Written request. All the data should come back exactly as it was given.

Provided data.
● ● ● ● ●

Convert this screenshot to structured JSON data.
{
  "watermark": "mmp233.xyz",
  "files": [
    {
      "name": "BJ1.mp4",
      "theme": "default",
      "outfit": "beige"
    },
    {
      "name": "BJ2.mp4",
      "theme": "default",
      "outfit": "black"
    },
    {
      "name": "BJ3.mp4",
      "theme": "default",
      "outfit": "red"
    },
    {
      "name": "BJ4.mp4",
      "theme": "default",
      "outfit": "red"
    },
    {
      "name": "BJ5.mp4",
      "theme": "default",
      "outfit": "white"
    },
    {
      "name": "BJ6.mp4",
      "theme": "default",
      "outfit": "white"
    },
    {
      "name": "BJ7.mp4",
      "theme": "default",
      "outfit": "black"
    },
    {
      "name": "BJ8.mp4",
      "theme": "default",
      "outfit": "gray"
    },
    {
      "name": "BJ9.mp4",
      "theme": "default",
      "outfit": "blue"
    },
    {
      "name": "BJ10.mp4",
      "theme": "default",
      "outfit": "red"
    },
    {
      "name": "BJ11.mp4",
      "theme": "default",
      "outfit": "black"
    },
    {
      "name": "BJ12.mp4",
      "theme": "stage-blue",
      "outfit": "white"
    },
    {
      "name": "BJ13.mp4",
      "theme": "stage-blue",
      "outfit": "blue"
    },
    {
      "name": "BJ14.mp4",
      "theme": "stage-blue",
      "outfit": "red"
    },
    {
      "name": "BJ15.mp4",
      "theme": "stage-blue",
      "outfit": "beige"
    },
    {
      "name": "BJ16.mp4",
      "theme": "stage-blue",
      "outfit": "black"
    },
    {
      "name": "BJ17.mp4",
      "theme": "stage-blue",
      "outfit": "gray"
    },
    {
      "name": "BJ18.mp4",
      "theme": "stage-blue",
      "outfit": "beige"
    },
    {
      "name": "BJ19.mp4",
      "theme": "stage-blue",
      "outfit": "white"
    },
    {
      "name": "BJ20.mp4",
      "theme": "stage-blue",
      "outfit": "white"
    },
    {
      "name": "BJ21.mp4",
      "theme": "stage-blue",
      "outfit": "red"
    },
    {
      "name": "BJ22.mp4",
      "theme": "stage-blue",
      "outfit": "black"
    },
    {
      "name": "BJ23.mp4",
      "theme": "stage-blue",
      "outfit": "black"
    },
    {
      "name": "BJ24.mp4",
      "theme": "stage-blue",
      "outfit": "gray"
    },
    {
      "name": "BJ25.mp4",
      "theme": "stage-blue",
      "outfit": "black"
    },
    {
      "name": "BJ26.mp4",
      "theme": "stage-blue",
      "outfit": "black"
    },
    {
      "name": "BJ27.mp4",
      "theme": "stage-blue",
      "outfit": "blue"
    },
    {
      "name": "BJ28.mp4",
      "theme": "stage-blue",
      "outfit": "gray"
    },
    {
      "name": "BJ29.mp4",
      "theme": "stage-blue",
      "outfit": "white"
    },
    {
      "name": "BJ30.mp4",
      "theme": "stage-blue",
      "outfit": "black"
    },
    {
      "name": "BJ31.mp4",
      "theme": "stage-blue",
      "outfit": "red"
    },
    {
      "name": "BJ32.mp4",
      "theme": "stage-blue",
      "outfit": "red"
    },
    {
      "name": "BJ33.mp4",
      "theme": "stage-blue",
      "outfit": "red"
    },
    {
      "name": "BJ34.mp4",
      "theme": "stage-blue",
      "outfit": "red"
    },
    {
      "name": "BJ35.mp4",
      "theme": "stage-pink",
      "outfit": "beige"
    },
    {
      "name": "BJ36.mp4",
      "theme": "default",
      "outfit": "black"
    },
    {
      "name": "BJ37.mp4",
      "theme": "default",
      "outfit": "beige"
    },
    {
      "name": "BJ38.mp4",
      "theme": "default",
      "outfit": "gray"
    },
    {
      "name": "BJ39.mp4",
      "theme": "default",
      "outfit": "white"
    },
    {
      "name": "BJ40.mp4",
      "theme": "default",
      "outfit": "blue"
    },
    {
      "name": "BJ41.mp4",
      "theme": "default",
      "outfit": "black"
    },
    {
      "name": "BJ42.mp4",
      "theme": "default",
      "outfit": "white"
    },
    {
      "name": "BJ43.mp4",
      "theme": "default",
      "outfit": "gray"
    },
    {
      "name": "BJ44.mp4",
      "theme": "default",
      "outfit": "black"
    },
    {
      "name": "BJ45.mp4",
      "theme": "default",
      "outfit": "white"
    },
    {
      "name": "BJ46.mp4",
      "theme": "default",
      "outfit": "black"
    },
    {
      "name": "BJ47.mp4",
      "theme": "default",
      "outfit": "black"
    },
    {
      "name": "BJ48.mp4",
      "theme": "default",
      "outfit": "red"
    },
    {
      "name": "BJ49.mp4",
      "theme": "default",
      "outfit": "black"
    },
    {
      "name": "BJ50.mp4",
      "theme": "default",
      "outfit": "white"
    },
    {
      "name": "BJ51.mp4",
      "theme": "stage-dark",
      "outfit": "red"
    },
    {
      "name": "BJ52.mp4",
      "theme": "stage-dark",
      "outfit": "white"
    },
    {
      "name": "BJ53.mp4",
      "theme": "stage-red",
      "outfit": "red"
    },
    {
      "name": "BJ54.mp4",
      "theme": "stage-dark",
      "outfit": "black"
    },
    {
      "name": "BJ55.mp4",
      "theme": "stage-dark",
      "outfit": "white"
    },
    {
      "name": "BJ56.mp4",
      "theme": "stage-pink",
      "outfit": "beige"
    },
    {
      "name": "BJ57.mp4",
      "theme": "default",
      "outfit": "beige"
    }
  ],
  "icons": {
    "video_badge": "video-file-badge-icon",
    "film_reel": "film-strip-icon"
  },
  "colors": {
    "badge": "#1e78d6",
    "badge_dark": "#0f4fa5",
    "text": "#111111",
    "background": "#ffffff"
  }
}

● ● ● ● ●

Final answer.
Convert this screenshot to structured JSON data.
{
  "watermark": "mmp233.xyz",
  "files": [
    {
      "name": "BJ1.mp4",
      "theme": "default",
      "outfit": "beige"
    },
    {
      "name": "BJ2.mp4",
      "theme": "default",
      "outfit": "black"
    },
    {
      "name": "BJ3.mp4",
      "theme": "default",
      "outfit": "red"
    },
    {
      "name": "BJ4.mp4",
      "theme": "default",
      "outfit": "red"
    },
    {
      "name": "BJ5.mp4",
      "theme": "default",
      "outfit": "white"
    },
    {
      "name": "BJ6.mp4",
      "theme": "default",
      "outfit": "white"
    },
    {
      "name": "BJ7.mp4",
      "theme": "default",
      "outfit": "black"
    },
    {
      "name": "BJ8.mp4",
      "theme": "default",
      "outfit": "gray"
    },
    {
      "name": "BJ9.mp4",
      "theme": "default",
      "outfit": "blue"
    },
    {
      "name": "BJ10.mp4",
      "theme": "default",
      "outfit": "red"
    },
    {
      "name": "BJ11.mp4",
      "theme": "default",
      "outfit": "black"
    },
    {
      "name": "BJ12.mp4",
      "theme": "stage-blue",
      "outfit": "white"
    },
    {
      "name": "BJ13.mp4",
      "theme": "stage-blue",
      "outfit": "blue"
    },
    {
      "name": "BJ14.mp4",
      "theme": "stage-blue",
      "outfit": "red"
    },
    {
      "name": "BJ15.mp4",
      "theme": "stage-blue",
      "outfit": "beige"
    },
    {
      "name": "BJ16.mp4",
      "theme": "stage-blue",
      "outfit": "black"
    },
    {
      "name": "BJ17.mp4",
      "theme": "stage-blue",
      "outfit": "gray"
    },
    {
      "name": "BJ18.mp4",
      "theme": "stage-blue",
      "outfit": "beige"
    },
    {
      "name": "BJ19.mp4",
      "theme": "stage-blue",
      "outfit": "white"
    },
    {
      "name": "BJ20.mp4",
      "theme": "stage-blue",
      "outfit": "white"
    },
    {
      "name": "BJ21.mp4",
      "theme": "stage-blue",
      "outfit": "red"
    },
    {
      "name": "BJ22.mp4",
      "theme": "stage-blue",
      "outfit": "black"
    },
    {
      "name": "BJ23.mp4",
      "theme": "stage-blue",
      "outfit": "black"
    },
    {
      "name": "BJ24.mp4",
      "theme": "stage-blue",
      "outfit": "gray"
    },
    {
      "name": "BJ25.mp4",
      "theme": "stage-blue",
      "outfit": "black"
    },
    {
      "name": "BJ26.mp4",
      "theme": "stage-blue",
      "outfit": "black"
    },
    {
      "name": "BJ27.mp4",
      "theme": "stage-blue",
      "outfit": "blue"
    },
    {
      "name": "BJ28.mp4",
      "theme": "stage-blue",
      "outfit": "gray"
    },
    {
      "name": "BJ29.mp4",
      "theme": "stage-blue",
      "outfit": "white"
    },
    {
      "name": "BJ30.mp4",
      "theme": "stage-blue",
      "outfit": "black"
    },
    {
      "name": "BJ31.mp4",
      "theme": "stage-blue",
      "outfit": "red"
    },
    {
      "name": "BJ32.mp4",
      "theme": "stage-blue",
      "outfit": "red"
    },
    {
      "name": "BJ33.mp4",
      "theme": "stage-blue",
      "outfit": "red"
    },
    {
      "name": "BJ34.mp4",
      "theme": "stage-blue",
      "outfit": "red"
    },
    {
      "name": "BJ35.mp4",
      "theme": "stage-pink",
      "outfit": "beige"
    },
    {
      "name": "BJ36.mp4",
      "theme": "default",
      "outfit": "black"
    },
    {
      "name": "BJ37.mp4",
      "theme": "default",
      "outfit": "beige"
    },
    {
      "name": "BJ38.mp4",
      "theme": "default",
      "outfit": "gray"
    },
    {
      "name": "BJ39.mp4",
      "theme": "default",
      "outfit": "white"
    },
    {
      "name": "BJ40.mp4",
      "theme": "default",
      "outfit": "blue"
    },
    {
      "name": "BJ41.mp4",
      "theme": "default",
      "outfit": "black"
    },
    {
      "name": "BJ42.mp4",
      "theme": "default",
      "outfit": "white"
    },
    {
      "name": "BJ43.mp4",
      "theme": "default",
      "outfit": "gray"
    },
    {
      "name": "BJ44.mp4",
      "theme": "default",
      "outfit": "black"
    },
    {
      "name": "BJ45.mp4",
      "theme": "default",
      "outfit": "white"
    },
    {
      "name": "BJ46.mp4",
      "theme": "default",
      "outfit": "black"
    },
    {
      "name": "BJ47.mp4",
      "theme": "default",
      "outfit": "black"
    },
    {
      "name": "BJ48.mp4",
      "theme": "default",
      "outfit": "red"
    },
    {
      "name": "BJ49.mp4",
      "theme": "default",
      "outfit": "black"
    },
    {
      "name": "BJ50.mp4",
      "theme": "default",
      "outfit": "white"
    },
    {
      "name": "BJ51.mp4",
      "theme": "stage-dark",
      "outfit": "red"
    },
    {
      "name": "BJ52.mp4",
      "theme": "stage-dark",
      "outfit": "white"
    },
    {
      "name": "BJ53.mp4",
      "theme": "stage-red",
      "outfit": "red"
    },
    {
      "name": "BJ54.mp4",
      "theme": "stage-dark",
      "outfit": "black"
    },
    {
      "name": "BJ55.mp4",
      "theme": "stage-dark",
      "outfit": "white"
    },
    {
      "name": "BJ56.mp4",
      "theme": "stage-pink",
      "outfit": "beige"
    },
    {
      "name": "BJ57.mp4",
      "theme": "default",
      "outfit": "beige"
    }
  ],
  "icons": {
    "video_badge": "video-file-badge-icon",
    "film_reel": "film-strip-icon"
  },
  "colors": {
    "badge": "#1e78d6",
    "badge_dark": "#0f4fa5",
    "text": "#111111",
    "background": "#ffffff"
  }
}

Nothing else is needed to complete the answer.